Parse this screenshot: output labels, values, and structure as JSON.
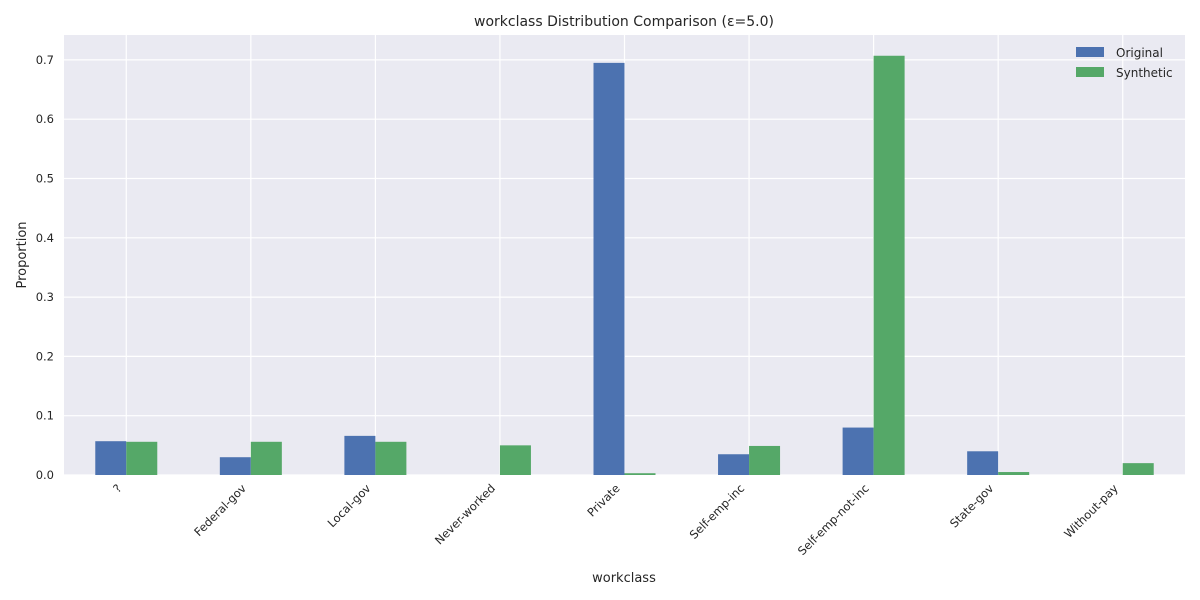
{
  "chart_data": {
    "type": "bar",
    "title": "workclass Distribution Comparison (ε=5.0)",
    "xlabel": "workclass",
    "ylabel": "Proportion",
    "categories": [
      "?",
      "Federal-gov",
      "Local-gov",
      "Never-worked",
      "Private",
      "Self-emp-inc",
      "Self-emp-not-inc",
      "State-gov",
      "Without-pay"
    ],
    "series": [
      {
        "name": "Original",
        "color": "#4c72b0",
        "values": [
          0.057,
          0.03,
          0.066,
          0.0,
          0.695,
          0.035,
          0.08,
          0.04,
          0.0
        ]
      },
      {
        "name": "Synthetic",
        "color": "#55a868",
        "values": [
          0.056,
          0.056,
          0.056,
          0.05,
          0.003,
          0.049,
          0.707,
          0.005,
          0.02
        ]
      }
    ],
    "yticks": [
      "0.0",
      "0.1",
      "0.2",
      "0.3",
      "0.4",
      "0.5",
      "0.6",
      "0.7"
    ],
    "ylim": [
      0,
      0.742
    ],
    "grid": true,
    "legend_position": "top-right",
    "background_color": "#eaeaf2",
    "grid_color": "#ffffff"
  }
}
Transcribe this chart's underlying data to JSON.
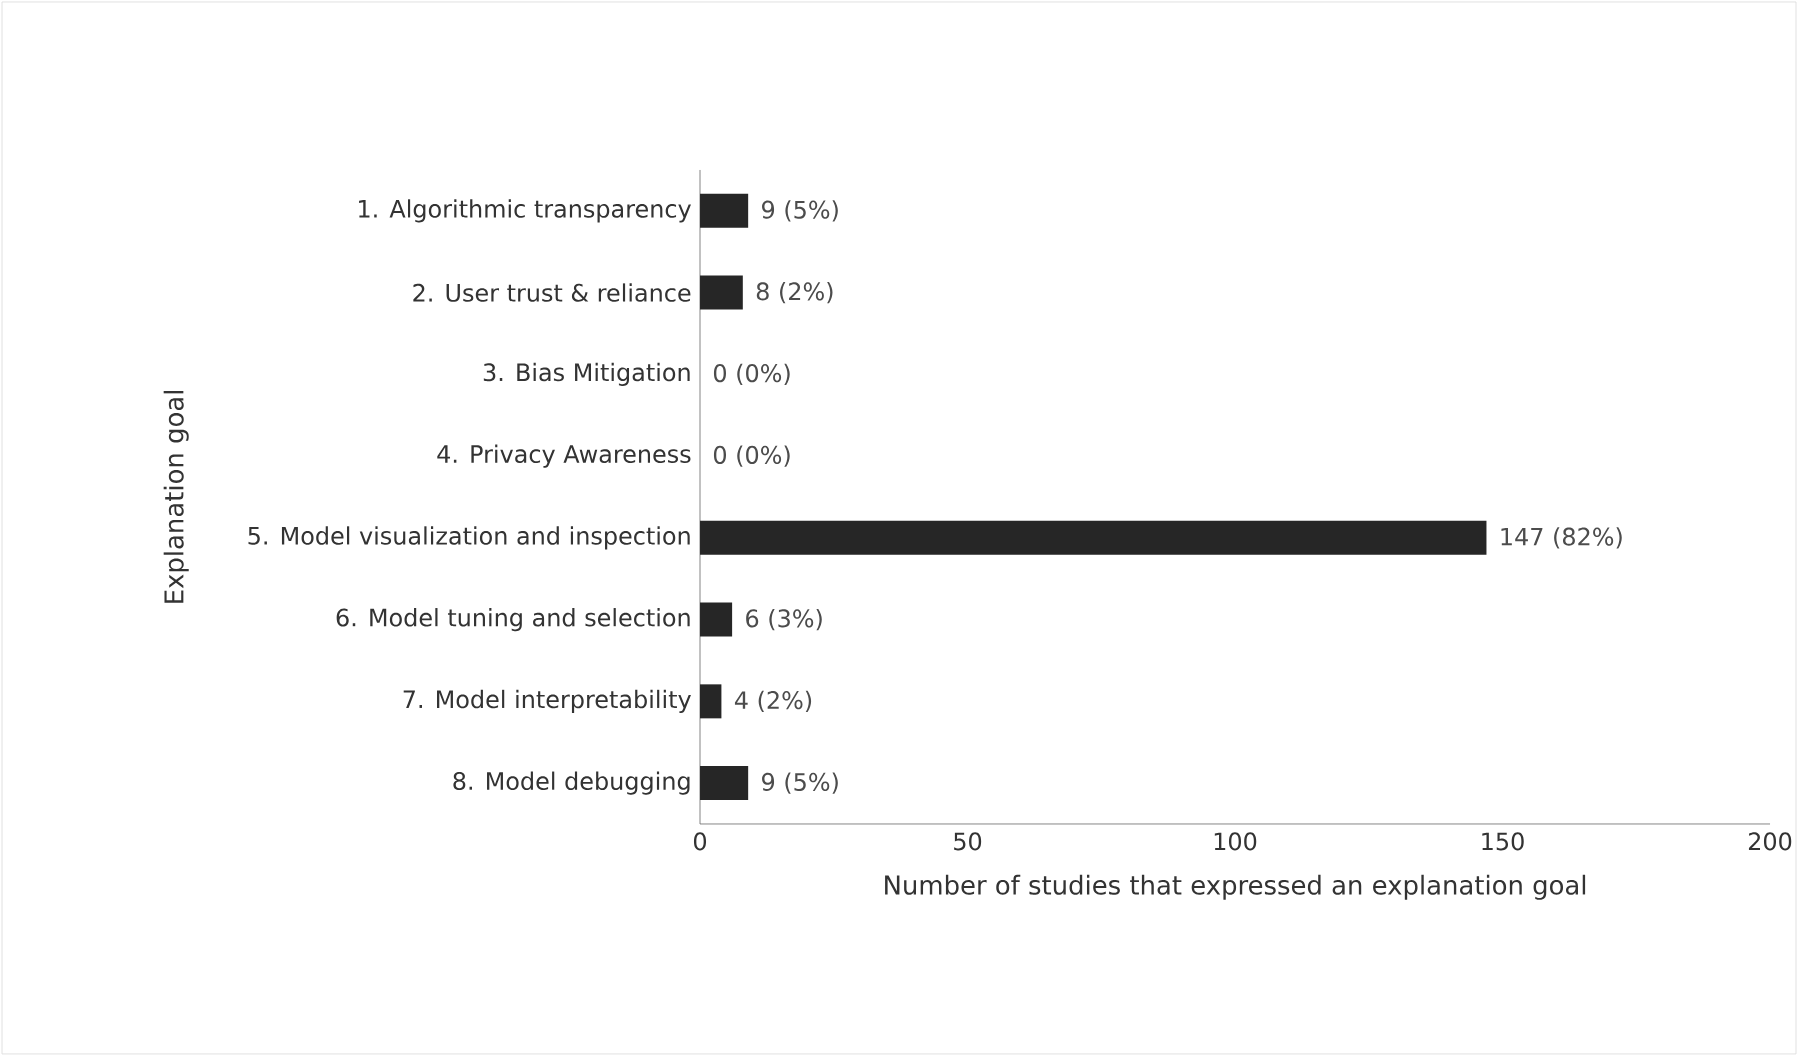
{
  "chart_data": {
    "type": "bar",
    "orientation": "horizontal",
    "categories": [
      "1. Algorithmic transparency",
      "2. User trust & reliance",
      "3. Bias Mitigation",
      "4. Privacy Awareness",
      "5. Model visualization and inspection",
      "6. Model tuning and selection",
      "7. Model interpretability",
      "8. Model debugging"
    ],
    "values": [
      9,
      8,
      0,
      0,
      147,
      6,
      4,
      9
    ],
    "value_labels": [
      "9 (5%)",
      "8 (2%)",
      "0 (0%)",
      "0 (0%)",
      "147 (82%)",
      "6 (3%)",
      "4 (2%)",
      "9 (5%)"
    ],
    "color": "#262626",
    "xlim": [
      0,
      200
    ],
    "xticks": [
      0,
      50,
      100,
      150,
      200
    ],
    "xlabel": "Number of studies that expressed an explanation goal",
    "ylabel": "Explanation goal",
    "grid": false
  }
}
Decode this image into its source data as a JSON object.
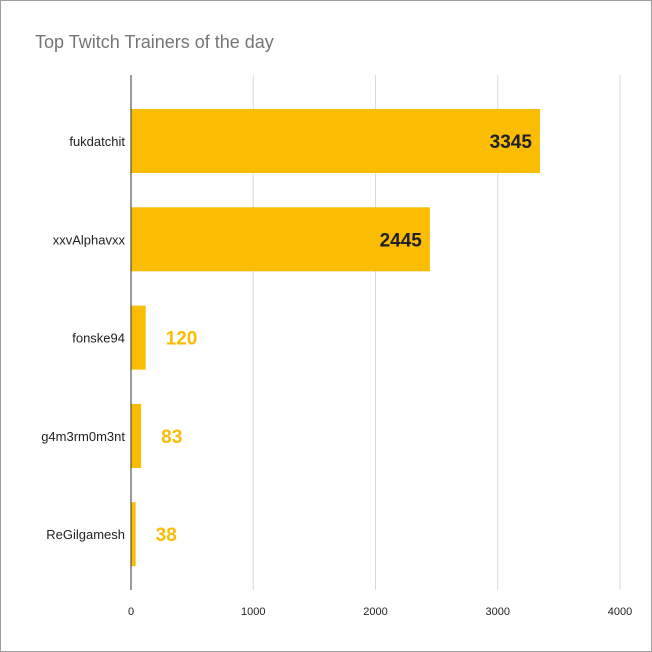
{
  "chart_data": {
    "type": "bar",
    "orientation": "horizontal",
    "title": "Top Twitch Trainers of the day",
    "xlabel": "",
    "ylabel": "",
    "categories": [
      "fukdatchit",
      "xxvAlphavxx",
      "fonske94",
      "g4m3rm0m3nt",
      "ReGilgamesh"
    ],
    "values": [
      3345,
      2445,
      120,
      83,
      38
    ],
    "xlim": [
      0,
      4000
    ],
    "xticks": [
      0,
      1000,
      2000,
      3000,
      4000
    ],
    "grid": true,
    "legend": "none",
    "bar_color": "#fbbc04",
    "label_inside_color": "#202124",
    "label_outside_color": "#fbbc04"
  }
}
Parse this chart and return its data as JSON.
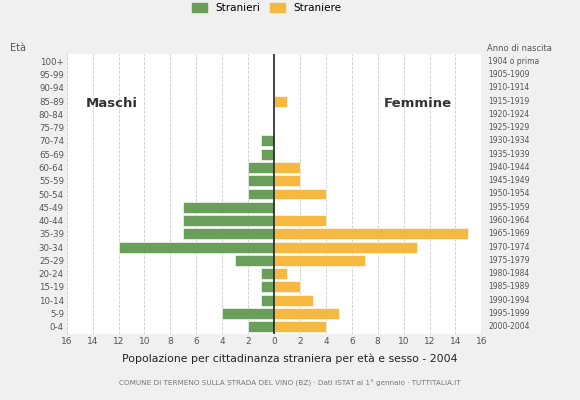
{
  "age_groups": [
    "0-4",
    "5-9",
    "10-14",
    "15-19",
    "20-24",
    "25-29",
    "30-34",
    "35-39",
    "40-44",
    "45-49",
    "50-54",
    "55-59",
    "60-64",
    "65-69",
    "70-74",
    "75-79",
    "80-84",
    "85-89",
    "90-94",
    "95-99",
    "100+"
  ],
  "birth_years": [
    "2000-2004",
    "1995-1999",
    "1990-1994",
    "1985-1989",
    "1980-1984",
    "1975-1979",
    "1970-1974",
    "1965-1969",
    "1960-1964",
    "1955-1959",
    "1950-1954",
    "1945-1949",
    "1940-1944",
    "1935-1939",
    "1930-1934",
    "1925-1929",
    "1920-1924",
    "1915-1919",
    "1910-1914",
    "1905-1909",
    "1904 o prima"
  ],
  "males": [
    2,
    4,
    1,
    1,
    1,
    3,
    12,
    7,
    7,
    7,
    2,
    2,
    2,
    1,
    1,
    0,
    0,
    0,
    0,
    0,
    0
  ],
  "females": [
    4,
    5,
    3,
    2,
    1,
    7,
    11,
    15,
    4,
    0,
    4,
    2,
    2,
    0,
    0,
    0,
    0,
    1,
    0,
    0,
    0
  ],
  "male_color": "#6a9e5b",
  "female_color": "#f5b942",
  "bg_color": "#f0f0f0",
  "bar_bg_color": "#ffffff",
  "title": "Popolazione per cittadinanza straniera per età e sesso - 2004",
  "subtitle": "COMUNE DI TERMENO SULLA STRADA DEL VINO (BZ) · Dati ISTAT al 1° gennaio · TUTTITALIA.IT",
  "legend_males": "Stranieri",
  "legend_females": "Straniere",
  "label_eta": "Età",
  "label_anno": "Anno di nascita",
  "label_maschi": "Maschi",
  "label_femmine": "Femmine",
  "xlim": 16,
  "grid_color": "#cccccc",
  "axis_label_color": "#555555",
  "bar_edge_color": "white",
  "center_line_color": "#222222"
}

Task goal:
In the copy, include no pictures; restate the listing above exactly.

The output:
Parse this screenshot: output labels, values, and structure as JSON.
{
  "chart_data": {
    "type": "bar",
    "title": "workclass Distribution Comparison (ε=5.0)",
    "xlabel": "workclass",
    "ylabel": "Proportion",
    "categories": [
      "?",
      "Federal-gov",
      "Local-gov",
      "Never-worked",
      "Private",
      "Self-emp-inc",
      "Self-emp-not-inc",
      "State-gov",
      "Without-pay"
    ],
    "series": [
      {
        "name": "Original",
        "color": "#4c72b0",
        "values": [
          0.057,
          0.03,
          0.066,
          0.0,
          0.695,
          0.035,
          0.08,
          0.04,
          0.0
        ]
      },
      {
        "name": "Synthetic",
        "color": "#55a868",
        "values": [
          0.056,
          0.056,
          0.056,
          0.05,
          0.003,
          0.049,
          0.707,
          0.005,
          0.02
        ]
      }
    ],
    "yticks": [
      "0.0",
      "0.1",
      "0.2",
      "0.3",
      "0.4",
      "0.5",
      "0.6",
      "0.7"
    ],
    "ylim": [
      0,
      0.742
    ],
    "grid": true,
    "legend_position": "top-right",
    "background_color": "#eaeaf2",
    "grid_color": "#ffffff"
  }
}
Transcribe this chart's underlying data to JSON.
{
  "chart_data": {
    "type": "bar",
    "orientation": "horizontal",
    "categories": [
      "1. Algorithmic transparency",
      "2. User trust & reliance",
      "3. Bias Mitigation",
      "4. Privacy Awareness",
      "5. Model visualization and inspection",
      "6. Model tuning and selection",
      "7. Model interpretability",
      "8. Model debugging"
    ],
    "values": [
      9,
      8,
      0,
      0,
      147,
      6,
      4,
      9
    ],
    "value_labels": [
      "9 (5%)",
      "8 (2%)",
      "0 (0%)",
      "0 (0%)",
      "147 (82%)",
      "6 (3%)",
      "4 (2%)",
      "9 (5%)"
    ],
    "color": "#262626",
    "xlim": [
      0,
      200
    ],
    "xticks": [
      0,
      50,
      100,
      150,
      200
    ],
    "xlabel": "Number of studies that expressed an explanation goal",
    "ylabel": "Explanation goal",
    "grid": false
  }
}
Decode this image into its source data as a JSON object.
{
  "chart_data": {
    "type": "bar",
    "orientation": "horizontal",
    "title": "Top Twitch Trainers of the day",
    "xlabel": "",
    "ylabel": "",
    "categories": [
      "fukdatchit",
      "xxvAlphavxx",
      "fonske94",
      "g4m3rm0m3nt",
      "ReGilgamesh"
    ],
    "values": [
      3345,
      2445,
      120,
      83,
      38
    ],
    "xlim": [
      0,
      4000
    ],
    "xticks": [
      0,
      1000,
      2000,
      3000,
      4000
    ],
    "grid": true,
    "legend": "none",
    "bar_color": "#fbbc04",
    "label_inside_color": "#202124",
    "label_outside_color": "#fbbc04"
  }
}
Parse this chart and return its data as JSON.
{
  "age_groups": [
    "0-4",
    "5-9",
    "10-14",
    "15-19",
    "20-24",
    "25-29",
    "30-34",
    "35-39",
    "40-44",
    "45-49",
    "50-54",
    "55-59",
    "60-64",
    "65-69",
    "70-74",
    "75-79",
    "80-84",
    "85-89",
    "90-94",
    "95-99",
    "100+"
  ],
  "birth_years": [
    "2000-2004",
    "1995-1999",
    "1990-1994",
    "1985-1989",
    "1980-1984",
    "1975-1979",
    "1970-1974",
    "1965-1969",
    "1960-1964",
    "1955-1959",
    "1950-1954",
    "1945-1949",
    "1940-1944",
    "1935-1939",
    "1930-1934",
    "1925-1929",
    "1920-1924",
    "1915-1919",
    "1910-1914",
    "1905-1909",
    "1904 o prima"
  ],
  "males": [
    2,
    4,
    1,
    1,
    1,
    3,
    12,
    7,
    7,
    7,
    2,
    2,
    2,
    1,
    1,
    0,
    0,
    0,
    0,
    0,
    0
  ],
  "females": [
    4,
    5,
    3,
    2,
    1,
    7,
    11,
    15,
    4,
    0,
    4,
    2,
    2,
    0,
    0,
    0,
    0,
    1,
    0,
    0,
    0
  ],
  "male_color": "#6a9e5b",
  "female_color": "#f5b942",
  "bg_color": "#f0f0f0",
  "bar_bg_color": "#ffffff",
  "title": "Popolazione per cittadinanza straniera per età e sesso - 2004",
  "subtitle": "COMUNE DI TERMENO SULLA STRADA DEL VINO (BZ) · Dati ISTAT al 1° gennaio · TUTTITALIA.IT",
  "legend_males": "Stranieri",
  "legend_females": "Straniere",
  "label_eta": "Età",
  "label_anno": "Anno di nascita",
  "label_maschi": "Maschi",
  "label_femmine": "Femmine",
  "xlim": 16,
  "grid_color": "#cccccc",
  "axis_label_color": "#555555",
  "bar_edge_color": "white",
  "center_line_color": "#222222"
}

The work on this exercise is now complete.